Исходный текст:
+-------+
Деятельность является научной не потому, что ее результаты не содержат противоречий, а потому, что в случае обнаружения противоречий эта деятельность направлена на их устранение. Проверка непротиворечивости теории значительно затрудняется, когда содержание ее терминов и утверждений определяется недостаточно строго. Оперируя расплывчатыми и многозначными понятиями, можно с легкостью непротиворечиво объяснять все, что угодно. Отсюда вытекает требование стремиться в научном описании к строгой и однозначной терминологии.

Принцип идеализации. Научное исследование имеет своим предметом не явления, а их модели, которые выражают схематически, в не замутненном случайном обстоятельствами «чистом виде» их наиболее общие и существенные черты. При идеализации модель изучаемого объекта освобождается от свойств, которые в реальности, тем не менее, необходимо присущи этому объекту. (Примеры: в физике - материальная точка, не имеющая ни длины, ни ширины; в астрономии - абсолютно черное тело, в социологии - идеальные типы М. Вебера; в экономике - взгляд на человека как на рационального максимизатора полезности и т. д.) Отбрасывание реальных свойств как несуществующих (этим идеализация отличается от абстракции, последняя признает наличие этих свойств, но считает, что на них в теории можно не обращать внимания) одновременно означает также появление у идеализированного объекта особых воображаемых свойств, которых не имеет и не может иметь никакой реальный объект. Но ведь и сознание оперирует исключительно идеальными объектами. Так, в частности, осознание одного из значений многозначного текста ведет к отвержению (вытеснению из сознания) других возможных значений этого текста.
+-------+
Ваши задания:
[a] Процитируйте из текста о принципах научного познания фрагмент, который открывается словами «Деятельность является научной» и заканчивается словами «и однозначной терминологии.».
[b] Какой пример идеализации из физики приводится в тексте о принципах научного познания?
[c] Продолжите текст о принципах научного познания с того места, на котором он обрывается.
Материалы, приведённые далее, с текстом о принципах научного познания никак не связаны.

Предоставленные материалы:
+-------+
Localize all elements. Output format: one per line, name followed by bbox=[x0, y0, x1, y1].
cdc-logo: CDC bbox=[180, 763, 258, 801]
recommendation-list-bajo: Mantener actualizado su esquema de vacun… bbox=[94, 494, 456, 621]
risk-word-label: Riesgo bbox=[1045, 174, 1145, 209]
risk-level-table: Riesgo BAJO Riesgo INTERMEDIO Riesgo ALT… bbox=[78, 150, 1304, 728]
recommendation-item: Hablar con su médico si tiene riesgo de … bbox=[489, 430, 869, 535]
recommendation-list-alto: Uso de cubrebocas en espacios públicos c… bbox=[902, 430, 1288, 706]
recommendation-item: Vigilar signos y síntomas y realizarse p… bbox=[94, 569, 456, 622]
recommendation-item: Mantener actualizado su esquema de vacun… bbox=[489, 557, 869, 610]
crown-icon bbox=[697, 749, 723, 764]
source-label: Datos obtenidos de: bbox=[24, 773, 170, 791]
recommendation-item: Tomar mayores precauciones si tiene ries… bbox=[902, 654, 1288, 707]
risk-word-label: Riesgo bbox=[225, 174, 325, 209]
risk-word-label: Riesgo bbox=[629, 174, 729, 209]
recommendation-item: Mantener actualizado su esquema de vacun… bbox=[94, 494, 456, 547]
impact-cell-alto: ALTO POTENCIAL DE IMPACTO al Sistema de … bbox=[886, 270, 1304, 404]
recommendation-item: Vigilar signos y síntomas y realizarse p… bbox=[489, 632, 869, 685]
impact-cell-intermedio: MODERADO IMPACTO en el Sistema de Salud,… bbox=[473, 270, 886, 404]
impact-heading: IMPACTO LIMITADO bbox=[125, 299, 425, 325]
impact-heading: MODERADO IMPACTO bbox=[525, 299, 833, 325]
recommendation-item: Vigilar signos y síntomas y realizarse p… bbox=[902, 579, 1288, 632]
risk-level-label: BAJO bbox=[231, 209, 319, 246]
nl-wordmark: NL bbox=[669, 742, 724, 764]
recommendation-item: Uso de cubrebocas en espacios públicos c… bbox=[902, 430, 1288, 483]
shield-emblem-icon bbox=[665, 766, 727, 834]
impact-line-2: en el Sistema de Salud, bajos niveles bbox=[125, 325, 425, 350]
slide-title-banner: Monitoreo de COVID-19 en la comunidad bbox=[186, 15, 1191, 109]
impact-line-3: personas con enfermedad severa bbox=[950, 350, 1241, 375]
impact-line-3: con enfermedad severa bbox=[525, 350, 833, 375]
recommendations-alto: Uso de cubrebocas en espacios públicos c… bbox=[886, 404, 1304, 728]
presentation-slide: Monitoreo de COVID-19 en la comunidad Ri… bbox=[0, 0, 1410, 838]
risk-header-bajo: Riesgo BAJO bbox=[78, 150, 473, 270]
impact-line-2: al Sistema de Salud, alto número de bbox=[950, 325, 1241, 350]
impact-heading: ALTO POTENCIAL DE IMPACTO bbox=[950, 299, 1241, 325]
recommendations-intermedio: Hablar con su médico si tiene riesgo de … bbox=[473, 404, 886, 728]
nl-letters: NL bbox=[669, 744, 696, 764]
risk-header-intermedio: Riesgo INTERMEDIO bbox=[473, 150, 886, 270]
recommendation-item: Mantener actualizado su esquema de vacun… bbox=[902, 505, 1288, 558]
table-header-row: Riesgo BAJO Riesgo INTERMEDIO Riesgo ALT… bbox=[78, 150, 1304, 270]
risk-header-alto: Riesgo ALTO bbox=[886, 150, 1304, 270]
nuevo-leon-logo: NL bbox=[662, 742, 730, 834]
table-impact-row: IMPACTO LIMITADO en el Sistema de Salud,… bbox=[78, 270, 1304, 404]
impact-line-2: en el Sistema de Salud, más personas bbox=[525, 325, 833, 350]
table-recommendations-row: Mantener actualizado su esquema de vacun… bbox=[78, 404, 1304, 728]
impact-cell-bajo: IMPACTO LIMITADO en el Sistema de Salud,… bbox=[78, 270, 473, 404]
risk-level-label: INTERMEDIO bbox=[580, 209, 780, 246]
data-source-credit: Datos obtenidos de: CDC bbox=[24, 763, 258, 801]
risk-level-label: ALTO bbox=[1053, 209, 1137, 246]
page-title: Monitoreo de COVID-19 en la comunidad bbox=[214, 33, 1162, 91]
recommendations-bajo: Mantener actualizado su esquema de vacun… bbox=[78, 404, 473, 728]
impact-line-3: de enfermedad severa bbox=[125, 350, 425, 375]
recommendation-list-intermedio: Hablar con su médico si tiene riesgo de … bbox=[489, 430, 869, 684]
+-------+
Ответы по заданиям:
[a]
Деятельность является научной не потому, что ее результаты не содержат противоречий, а потому, что в случае обнаружения противоречий эта деятельность направлена на их устранение. Проверка непротиворечивости теории значительно затрудняется, когда содержание ее терминов и утверждений определяется недостаточно строго. Оперируя расплывчатыми и многозначными понятиями, можно с легкостью непротиворечиво объяснять все, что угодно. Отсюда вытекает требование стремиться в научном описании к строгой и однозначной терминологии.

[b] Материальная точка, не имеющая ни длины, ни ширины.

[c]
Без идеализации в принципе не бывает теорий, теории всегда пишутся не для реальных, а для идеализированных объектов. Только в этом случае ученый может делать логически строгие выводы из своих построений. (Потому, кстати, многие ученые любят применять математику, ведь все математические конструкции - операции, множества, функции и т. д. - являются идеализированными объектами, поскольку они заведомо лишены любых материальных свойств.) Теория как бы шаржирует реальность, а не реалистически ее изображает. Ученый, строя идеализированные объекты, всегда идет на риск, потому что, устраняя необходимо присущие наблюдаемым объектам свойства, он мог с водой выплеснуть ребенка и утратить настолько существенные свойства изучаемого объекта, что его теории потеряют смысл. Но зато удачный выбор идеализированного объекта позволяет построить удачную теорию.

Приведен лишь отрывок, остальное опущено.